Requirement: Leave out the images; return the rest of the data exactly.

[START OF Provided information]

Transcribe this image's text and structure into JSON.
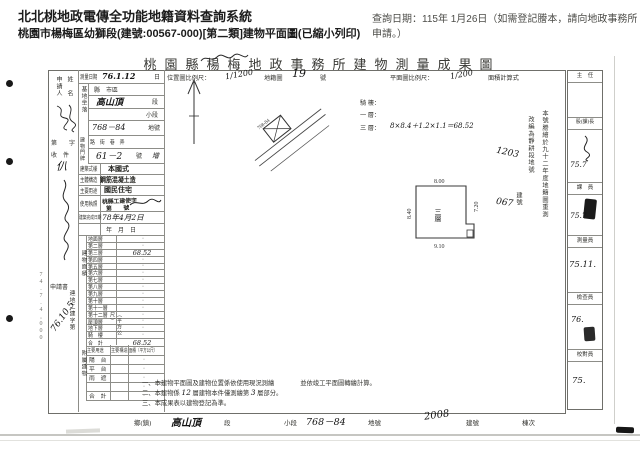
{
  "header": {
    "system_title": "北北桃地政電傳全功能地籍資料查詢系統",
    "query_date": "查詢日期：115年 1月26日（如需登記謄本，請向地政事務所申請。）",
    "doc_line": "桃園市楊梅區幼獅段(建號:00567-000)[第二類]建物平面圖(已縮小列印)"
  },
  "doc": {
    "title": "桃園縣楊梅地政事務所建物測量成果圖",
    "top_scale": {
      "loc_label": "位置圖比例尺：",
      "loc_value": "1∕1200",
      "cad_label": "地籍圖",
      "cad_no": "19",
      "cad_unit": "號",
      "plan_label": "平面圖比例尺：",
      "plan_value": "1∕200",
      "calc_label": "面積計算式"
    },
    "calc": {
      "qilou": "騎 樓：",
      "one": "一 層：",
      "three": "三 層：",
      "formula": "8×8.4＋1.2×1.1＝68.52"
    },
    "left_margin": {
      "applicant1": "申請人",
      "applicant2": "姓　名",
      "receipt_no": "第　　字",
      "receipt_hw": "仈",
      "receipt": "收　件",
      "form": "申請書",
      "file_no": "連地二建字第",
      "file_hw": "76.10.5",
      "print_note": "74.7.4,000"
    },
    "fields": {
      "survey_label": "測量日期",
      "survey_value": "76.1.12",
      "survey_unit": "日",
      "site_label": "基地坐落",
      "county": "縣　市區",
      "section_hw": "高山頂",
      "section_unit": "段",
      "subsection": "小段",
      "lot_hw": "768－84",
      "lot_unit": "地號",
      "door_label": "建物門牌",
      "door_cols": "路　街　巷　弄",
      "door_hw": "61－2",
      "door_unit": "號",
      "door_extra": "增",
      "style_label": "建築式樣",
      "style_value": "本國式",
      "structure_label": "主體構造",
      "structure_value": "鋼筋混凝土造",
      "use_label": "主要用途",
      "use_value": "國民住宅",
      "license_label": "使用執照",
      "license_stamp1": "桃縣工建使字",
      "license_stamp2": "第　　號",
      "complete_label": "建築完成日期",
      "complete_hw": "78年4月2日",
      "blank_date": "年　月　日"
    },
    "floors": {
      "label": "建物面積",
      "unit": "（平方公尺）",
      "rows": [
        {
          "n": "地面層",
          "v": "·"
        },
        {
          "n": "第二層",
          "v": "·"
        },
        {
          "n": "第三層",
          "v": "68.52"
        },
        {
          "n": "第四層",
          "v": "·"
        },
        {
          "n": "第五層",
          "v": "·"
        },
        {
          "n": "第六層",
          "v": "·"
        },
        {
          "n": "第七層",
          "v": "·"
        },
        {
          "n": "第八層",
          "v": "·"
        },
        {
          "n": "第九層",
          "v": "·"
        },
        {
          "n": "第十層",
          "v": "·"
        },
        {
          "n": "第十一層",
          "v": "·"
        },
        {
          "n": "第十二層",
          "v": "·"
        },
        {
          "n": "屋頂層",
          "v": "·"
        },
        {
          "n": "地下層",
          "v": "·"
        },
        {
          "n": "騎　樓",
          "v": "·"
        },
        {
          "n": "合　計",
          "v": "68.52"
        }
      ]
    },
    "annex": {
      "label": "附屬建物",
      "h1": "主要用途",
      "h2": "主要構造",
      "h3": "面積（平方公尺）",
      "rows": [
        {
          "n": "陽　台",
          "v": "·"
        },
        {
          "n": "平　台",
          "v": "·"
        },
        {
          "n": "雨　遮",
          "v": "·"
        },
        {
          "n": "",
          "v": "·"
        },
        {
          "n": "合　計",
          "v": "·"
        }
      ]
    },
    "plan": {
      "floor": "三層",
      "top": "8.00",
      "left": "8.40",
      "right": "7.20",
      "bottom": "9.10"
    },
    "sketch": {
      "lot": "768-84"
    },
    "remeasure": {
      "col1": "本號謄繪於九十二年度地籍圖重測",
      "col2": "改編為靜耕段地號",
      "hw1": "1203",
      "hw2": "067",
      "col3": "建號"
    },
    "notes": {
      "n1a": "一、本建物平面圖及建物位置係依使用現況測繪",
      "n1b": "並依竣工平面圖轉繪計算。",
      "n2a": "二、本建物係",
      "n2hw1": "12",
      "n2b": "層建物本件僅測繪第",
      "n2hw2": "3",
      "n2c": "層部分。",
      "n3": "三、本成果表以建物登記為準。"
    },
    "footer": {
      "town": "鄉(鎮)",
      "section_hw": "高山頂",
      "section": "段",
      "subsection": "小段",
      "lot_hw": "768－84",
      "lot": "地號",
      "bldg_hw": "2008",
      "bldg": "建號",
      "unit": "棟次"
    },
    "approval": {
      "rows": [
        {
          "t": "主　任",
          "s": ""
        },
        {
          "t": "股(課)長",
          "s": "75.7"
        },
        {
          "t": "課　員",
          "s": "75.7"
        },
        {
          "t": "測量員",
          "s": "75.11."
        },
        {
          "t": "檢查員",
          "s": "76."
        },
        {
          "t": "校對員",
          "s": "75."
        }
      ]
    }
  }
}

[END OF Provided information]

Exercise answer:
Transcribe this image's text and structure into JSON.
{
  "header": {
    "system_title": "北北桃地政電傳全功能地籍資料查詢系統",
    "query_date": "查詢日期：115年 1月26日（如需登記謄本，請向地政事務所申請。）",
    "doc_line": "桃園市楊梅區幼獅段(建號:00567-000)[第二類]建物平面圖(已縮小列印)"
  },
  "doc": {
    "title": "桃園縣楊梅地政事務所建物測量成果圖",
    "top_scale": {
      "loc_label": "位置圖比例尺：",
      "loc_value": "1∕1200",
      "cad_label": "地籍圖",
      "cad_no": "19",
      "cad_unit": "號",
      "plan_label": "平面圖比例尺：",
      "plan_value": "1∕200",
      "calc_label": "面積計算式"
    },
    "calc": {
      "qilou": "騎 樓：",
      "one": "一 層：",
      "three": "三 層：",
      "formula": "8×8.4＋1.2×1.1＝68.52"
    },
    "left_margin": {
      "applicant1": "申請人",
      "applicant2": "姓　名",
      "receipt_no": "第　　字",
      "receipt_hw": "仈",
      "receipt": "收　件",
      "form": "申請書",
      "file_no": "連地二建字第",
      "file_hw": "76.10.5",
      "print_note": "74.7.4,000"
    },
    "fields": {
      "survey_label": "測量日期",
      "survey_value": "76.1.12",
      "survey_unit": "日",
      "site_label": "基地坐落",
      "county": "縣　市區",
      "section_hw": "高山頂",
      "section_unit": "段",
      "subsection": "小段",
      "lot_hw": "768－84",
      "lot_unit": "地號",
      "door_label": "建物門牌",
      "door_cols": "路　街　巷　弄",
      "door_hw": "61－2",
      "door_unit": "號",
      "door_extra": "增",
      "style_label": "建築式樣",
      "style_value": "本國式",
      "structure_label": "主體構造",
      "structure_value": "鋼筋混凝土造",
      "use_label": "主要用途",
      "use_value": "國民住宅",
      "license_label": "使用執照",
      "license_stamp1": "桃縣工建使字",
      "license_stamp2": "第　　號",
      "complete_label": "建築完成日期",
      "complete_hw": "78年4月2日",
      "blank_date": "年　月　日"
    },
    "floors": {
      "label": "建物面積",
      "unit": "（平方公尺）",
      "rows": [
        {
          "n": "地面層",
          "v": "·"
        },
        {
          "n": "第二層",
          "v": "·"
        },
        {
          "n": "第三層",
          "v": "68.52"
        },
        {
          "n": "第四層",
          "v": "·"
        },
        {
          "n": "第五層",
          "v": "·"
        },
        {
          "n": "第六層",
          "v": "·"
        },
        {
          "n": "第七層",
          "v": "·"
        },
        {
          "n": "第八層",
          "v": "·"
        },
        {
          "n": "第九層",
          "v": "·"
        },
        {
          "n": "第十層",
          "v": "·"
        },
        {
          "n": "第十一層",
          "v": "·"
        },
        {
          "n": "第十二層",
          "v": "·"
        },
        {
          "n": "屋頂層",
          "v": "·"
        },
        {
          "n": "地下層",
          "v": "·"
        },
        {
          "n": "騎　樓",
          "v": "·"
        },
        {
          "n": "合　計",
          "v": "68.52"
        }
      ]
    },
    "annex": {
      "label": "附屬建物",
      "h1": "主要用途",
      "h2": "主要構造",
      "h3": "面積（平方公尺）",
      "rows": [
        {
          "n": "陽　台",
          "v": "·"
        },
        {
          "n": "平　台",
          "v": "·"
        },
        {
          "n": "雨　遮",
          "v": "·"
        },
        {
          "n": "",
          "v": "·"
        },
        {
          "n": "合　計",
          "v": "·"
        }
      ]
    },
    "plan": {
      "floor": "三層",
      "top": "8.00",
      "left": "8.40",
      "right": "7.20",
      "bottom": "9.10"
    },
    "sketch": {
      "lot": "768-84"
    },
    "remeasure": {
      "col1": "本號謄繪於九十二年度地籍圖重測",
      "col2": "改編為靜耕段地號",
      "hw1": "1203",
      "hw2": "067",
      "col3": "建號"
    },
    "notes": {
      "n1a": "一、本建物平面圖及建物位置係依使用現況測繪",
      "n1b": "並依竣工平面圖轉繪計算。",
      "n2a": "二、本建物係",
      "n2hw1": "12",
      "n2b": "層建物本件僅測繪第",
      "n2hw2": "3",
      "n2c": "層部分。",
      "n3": "三、本成果表以建物登記為準。"
    },
    "footer": {
      "town": "鄉(鎮)",
      "section_hw": "高山頂",
      "section": "段",
      "subsection": "小段",
      "lot_hw": "768－84",
      "lot": "地號",
      "bldg_hw": "2008",
      "bldg": "建號",
      "unit": "棟次"
    },
    "approval": {
      "rows": [
        {
          "t": "主　任",
          "s": ""
        },
        {
          "t": "股(課)長",
          "s": "75.7"
        },
        {
          "t": "課　員",
          "s": "75.7"
        },
        {
          "t": "測量員",
          "s": "75.11."
        },
        {
          "t": "檢查員",
          "s": "76."
        },
        {
          "t": "校對員",
          "s": "75."
        }
      ]
    }
  }
}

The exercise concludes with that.